-------- RECORDS FOR THE EXERCISE --------

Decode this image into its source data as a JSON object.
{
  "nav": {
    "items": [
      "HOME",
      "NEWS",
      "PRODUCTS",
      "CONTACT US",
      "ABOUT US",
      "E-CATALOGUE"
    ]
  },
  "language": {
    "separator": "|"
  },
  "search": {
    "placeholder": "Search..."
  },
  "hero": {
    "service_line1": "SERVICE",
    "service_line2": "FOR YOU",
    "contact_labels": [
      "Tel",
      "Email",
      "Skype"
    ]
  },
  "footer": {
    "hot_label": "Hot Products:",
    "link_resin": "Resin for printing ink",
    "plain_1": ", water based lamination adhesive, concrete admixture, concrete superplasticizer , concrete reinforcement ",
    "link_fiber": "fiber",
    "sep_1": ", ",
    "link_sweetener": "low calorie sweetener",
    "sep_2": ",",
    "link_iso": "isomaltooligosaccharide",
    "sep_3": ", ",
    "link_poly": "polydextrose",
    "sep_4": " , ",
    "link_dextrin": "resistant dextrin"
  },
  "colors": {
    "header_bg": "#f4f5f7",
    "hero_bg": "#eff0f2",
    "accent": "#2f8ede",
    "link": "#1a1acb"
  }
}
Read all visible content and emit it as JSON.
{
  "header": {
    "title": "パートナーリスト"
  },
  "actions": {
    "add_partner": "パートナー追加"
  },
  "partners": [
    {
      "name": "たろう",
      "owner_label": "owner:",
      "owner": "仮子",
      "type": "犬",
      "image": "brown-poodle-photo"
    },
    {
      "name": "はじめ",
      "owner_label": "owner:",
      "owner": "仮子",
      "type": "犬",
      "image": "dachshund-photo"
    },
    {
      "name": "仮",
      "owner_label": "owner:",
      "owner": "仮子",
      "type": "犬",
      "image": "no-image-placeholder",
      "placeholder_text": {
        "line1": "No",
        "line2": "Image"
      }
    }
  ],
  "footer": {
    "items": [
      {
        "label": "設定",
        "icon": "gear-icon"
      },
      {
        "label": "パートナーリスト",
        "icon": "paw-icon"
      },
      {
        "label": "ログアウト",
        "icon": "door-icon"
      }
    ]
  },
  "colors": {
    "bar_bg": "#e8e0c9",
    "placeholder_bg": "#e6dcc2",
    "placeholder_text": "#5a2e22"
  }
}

--------

> **EXERCISE REQUIREMENTS**
Pull out every line above that holds the word "icon".

> **RESPONSE TO THIS TASK**
        "icon": "gear-icon"
        "icon": "paw-icon"
        "icon": "door-icon"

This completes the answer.